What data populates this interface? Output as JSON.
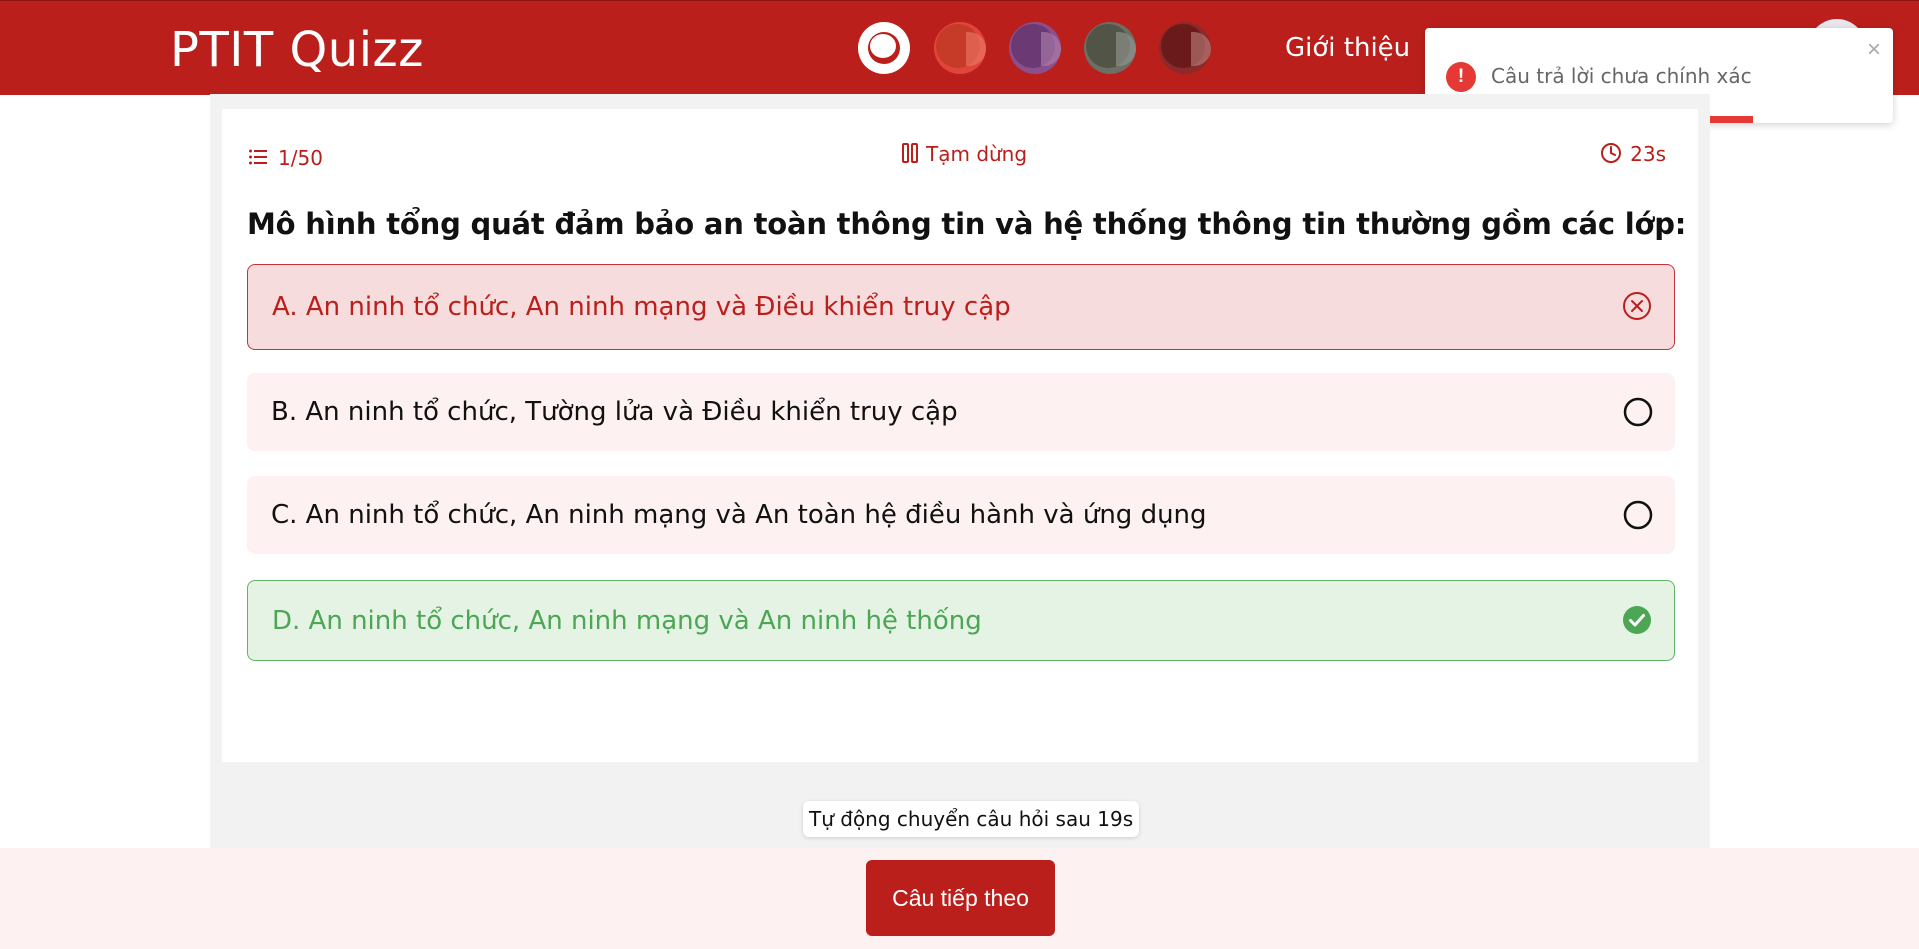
{
  "header": {
    "brand": "PTIT Quizz",
    "nav_link": "Giới thiệu",
    "theme_colors": [
      "#ffffff",
      "#c63a28",
      "#6b3a74",
      "#525448",
      "#6a1a1a"
    ]
  },
  "toast": {
    "message": "Câu trả lời chưa chính xác",
    "icon": "exclamation-icon",
    "close": "×",
    "progress": 0.7,
    "color": "#e53935"
  },
  "quiz": {
    "counter": "1/50",
    "pause_label": "Tạm dừng",
    "timer": "23s",
    "question": "Mô hình tổng quát đảm bảo an toàn thông tin và hệ thống thông tin thường gồm các lớp:",
    "options": [
      {
        "label": "A. An ninh tổ chức, An ninh mạng và Điều khiển truy cập",
        "state": "wrong"
      },
      {
        "label": "B. An ninh tổ chức, Tường lửa và Điều khiển truy cập",
        "state": "neutral"
      },
      {
        "label": "C. An ninh tổ chức, An ninh mạng và An toàn hệ điều hành và ứng dụng",
        "state": "neutral"
      },
      {
        "label": "D. An ninh tổ chức, An ninh mạng và An ninh hệ thống",
        "state": "correct"
      }
    ],
    "auto_next": "Tự động chuyển câu hỏi sau 19s",
    "next_button": "Câu tiếp theo"
  },
  "colors": {
    "primary": "#bb1f1b",
    "wrong_bg": "#f6dcdd",
    "correct": "#4ca653",
    "correct_bg": "#e5f3e5"
  }
}
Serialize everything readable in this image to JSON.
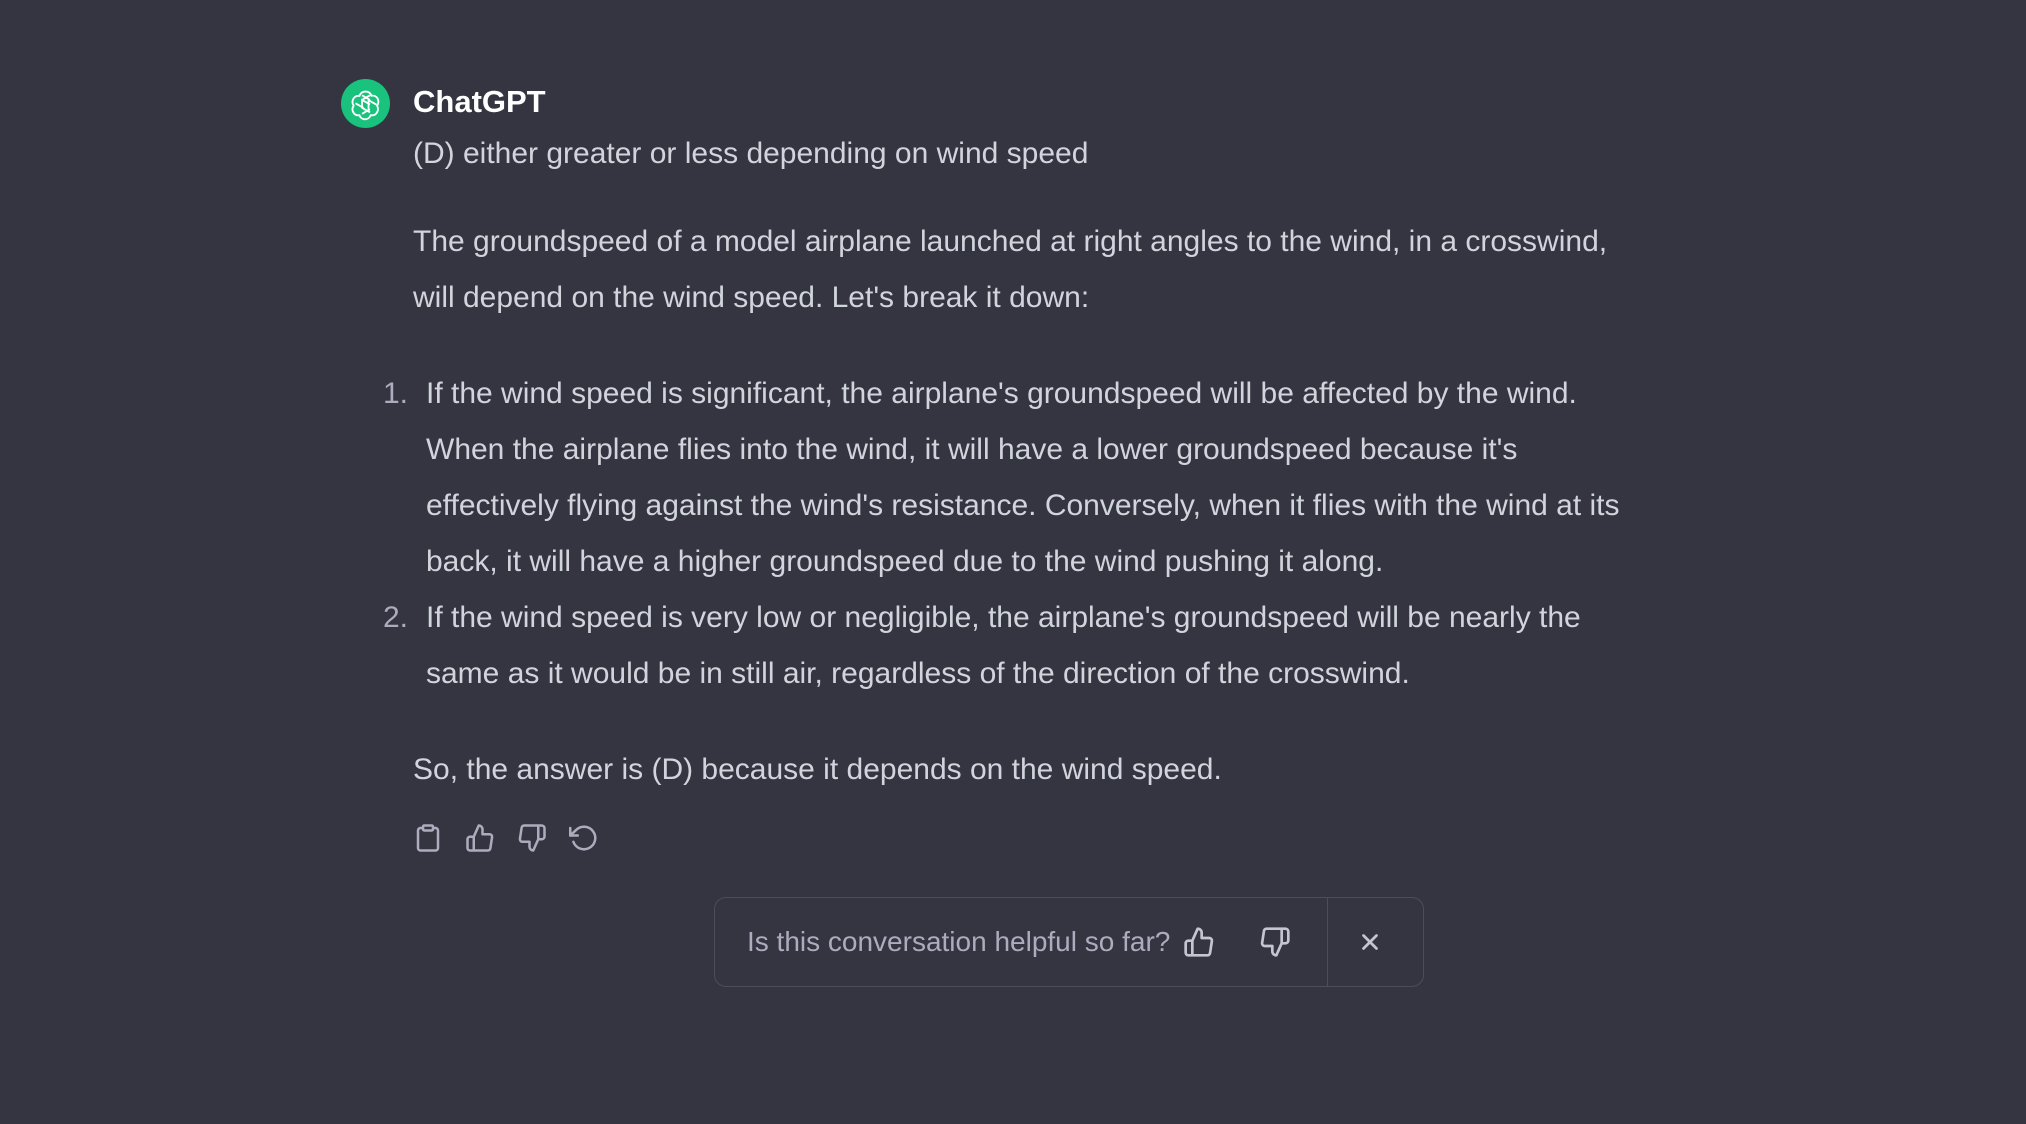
{
  "colors": {
    "background": "#343541",
    "avatar": "#19c37d",
    "text": "#d1d5db",
    "muted": "#acacbe"
  },
  "message": {
    "author": "ChatGPT",
    "avatar_icon": "openai-logo-icon",
    "first_line": "(D) either greater or less depending on wind speed",
    "intro": "The groundspeed of a model airplane launched at right angles to the wind, in a crosswind, will depend on the wind speed. Let's break it down:",
    "list": [
      {
        "number": "1.",
        "text": "If the wind speed is significant, the airplane's groundspeed will be affected by the wind. When the airplane flies into the wind, it will have a lower groundspeed because it's effectively flying against the wind's resistance. Conversely, when it flies with the wind at its back, it will have a higher groundspeed due to the wind pushing it along."
      },
      {
        "number": "2.",
        "text": "If the wind speed is very low or negligible, the airplane's groundspeed will be nearly the same as it would be in still air, regardless of the direction of the crosswind."
      }
    ],
    "conclusion": "So, the answer is (D) because it depends on the wind speed."
  },
  "actions": [
    {
      "name": "copy-button",
      "icon": "clipboard-icon"
    },
    {
      "name": "thumbs-up-button",
      "icon": "thumbs-up-icon"
    },
    {
      "name": "thumbs-down-button",
      "icon": "thumbs-down-icon"
    },
    {
      "name": "regenerate-button",
      "icon": "refresh-icon"
    }
  ],
  "feedback": {
    "prompt": "Is this conversation helpful so far?",
    "up_icon": "thumbs-up-icon",
    "down_icon": "thumbs-down-icon",
    "close_icon": "close-icon"
  }
}
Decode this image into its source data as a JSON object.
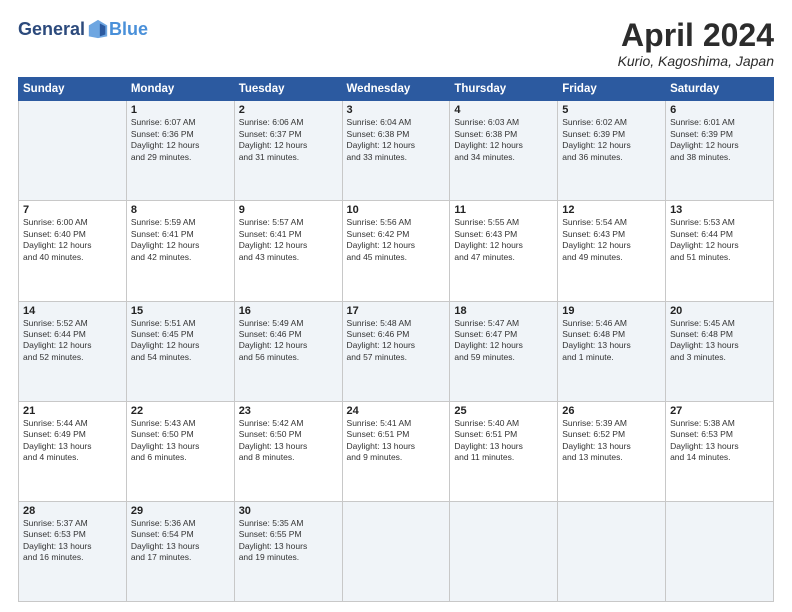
{
  "header": {
    "logo_general": "General",
    "logo_blue": "Blue",
    "title": "April 2024",
    "location": "Kurio, Kagoshima, Japan"
  },
  "weekdays": [
    "Sunday",
    "Monday",
    "Tuesday",
    "Wednesday",
    "Thursday",
    "Friday",
    "Saturday"
  ],
  "weeks": [
    [
      {
        "day": "",
        "info": ""
      },
      {
        "day": "1",
        "info": "Sunrise: 6:07 AM\nSunset: 6:36 PM\nDaylight: 12 hours\nand 29 minutes."
      },
      {
        "day": "2",
        "info": "Sunrise: 6:06 AM\nSunset: 6:37 PM\nDaylight: 12 hours\nand 31 minutes."
      },
      {
        "day": "3",
        "info": "Sunrise: 6:04 AM\nSunset: 6:38 PM\nDaylight: 12 hours\nand 33 minutes."
      },
      {
        "day": "4",
        "info": "Sunrise: 6:03 AM\nSunset: 6:38 PM\nDaylight: 12 hours\nand 34 minutes."
      },
      {
        "day": "5",
        "info": "Sunrise: 6:02 AM\nSunset: 6:39 PM\nDaylight: 12 hours\nand 36 minutes."
      },
      {
        "day": "6",
        "info": "Sunrise: 6:01 AM\nSunset: 6:39 PM\nDaylight: 12 hours\nand 38 minutes."
      }
    ],
    [
      {
        "day": "7",
        "info": "Sunrise: 6:00 AM\nSunset: 6:40 PM\nDaylight: 12 hours\nand 40 minutes."
      },
      {
        "day": "8",
        "info": "Sunrise: 5:59 AM\nSunset: 6:41 PM\nDaylight: 12 hours\nand 42 minutes."
      },
      {
        "day": "9",
        "info": "Sunrise: 5:57 AM\nSunset: 6:41 PM\nDaylight: 12 hours\nand 43 minutes."
      },
      {
        "day": "10",
        "info": "Sunrise: 5:56 AM\nSunset: 6:42 PM\nDaylight: 12 hours\nand 45 minutes."
      },
      {
        "day": "11",
        "info": "Sunrise: 5:55 AM\nSunset: 6:43 PM\nDaylight: 12 hours\nand 47 minutes."
      },
      {
        "day": "12",
        "info": "Sunrise: 5:54 AM\nSunset: 6:43 PM\nDaylight: 12 hours\nand 49 minutes."
      },
      {
        "day": "13",
        "info": "Sunrise: 5:53 AM\nSunset: 6:44 PM\nDaylight: 12 hours\nand 51 minutes."
      }
    ],
    [
      {
        "day": "14",
        "info": "Sunrise: 5:52 AM\nSunset: 6:44 PM\nDaylight: 12 hours\nand 52 minutes."
      },
      {
        "day": "15",
        "info": "Sunrise: 5:51 AM\nSunset: 6:45 PM\nDaylight: 12 hours\nand 54 minutes."
      },
      {
        "day": "16",
        "info": "Sunrise: 5:49 AM\nSunset: 6:46 PM\nDaylight: 12 hours\nand 56 minutes."
      },
      {
        "day": "17",
        "info": "Sunrise: 5:48 AM\nSunset: 6:46 PM\nDaylight: 12 hours\nand 57 minutes."
      },
      {
        "day": "18",
        "info": "Sunrise: 5:47 AM\nSunset: 6:47 PM\nDaylight: 12 hours\nand 59 minutes."
      },
      {
        "day": "19",
        "info": "Sunrise: 5:46 AM\nSunset: 6:48 PM\nDaylight: 13 hours\nand 1 minute."
      },
      {
        "day": "20",
        "info": "Sunrise: 5:45 AM\nSunset: 6:48 PM\nDaylight: 13 hours\nand 3 minutes."
      }
    ],
    [
      {
        "day": "21",
        "info": "Sunrise: 5:44 AM\nSunset: 6:49 PM\nDaylight: 13 hours\nand 4 minutes."
      },
      {
        "day": "22",
        "info": "Sunrise: 5:43 AM\nSunset: 6:50 PM\nDaylight: 13 hours\nand 6 minutes."
      },
      {
        "day": "23",
        "info": "Sunrise: 5:42 AM\nSunset: 6:50 PM\nDaylight: 13 hours\nand 8 minutes."
      },
      {
        "day": "24",
        "info": "Sunrise: 5:41 AM\nSunset: 6:51 PM\nDaylight: 13 hours\nand 9 minutes."
      },
      {
        "day": "25",
        "info": "Sunrise: 5:40 AM\nSunset: 6:51 PM\nDaylight: 13 hours\nand 11 minutes."
      },
      {
        "day": "26",
        "info": "Sunrise: 5:39 AM\nSunset: 6:52 PM\nDaylight: 13 hours\nand 13 minutes."
      },
      {
        "day": "27",
        "info": "Sunrise: 5:38 AM\nSunset: 6:53 PM\nDaylight: 13 hours\nand 14 minutes."
      }
    ],
    [
      {
        "day": "28",
        "info": "Sunrise: 5:37 AM\nSunset: 6:53 PM\nDaylight: 13 hours\nand 16 minutes."
      },
      {
        "day": "29",
        "info": "Sunrise: 5:36 AM\nSunset: 6:54 PM\nDaylight: 13 hours\nand 17 minutes."
      },
      {
        "day": "30",
        "info": "Sunrise: 5:35 AM\nSunset: 6:55 PM\nDaylight: 13 hours\nand 19 minutes."
      },
      {
        "day": "",
        "info": ""
      },
      {
        "day": "",
        "info": ""
      },
      {
        "day": "",
        "info": ""
      },
      {
        "day": "",
        "info": ""
      }
    ]
  ]
}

> _EXERCISE REQUIREMENTS_:
Every line in the data that holds "into" should be copied out.

> _EXERCISE OUTPUT_:
        "text": "If the wind speed is significant, the airplane's groundspeed will be affected by the wind. When the airplane flies into the wind, it will have a lower groundspeed because it's effectively flying against the wind's resistance. Conversely, when it flies with the wind at its back, it will have a higher groundspeed due to the wind pushing it along."
Decode this image into its source data as a JSON object.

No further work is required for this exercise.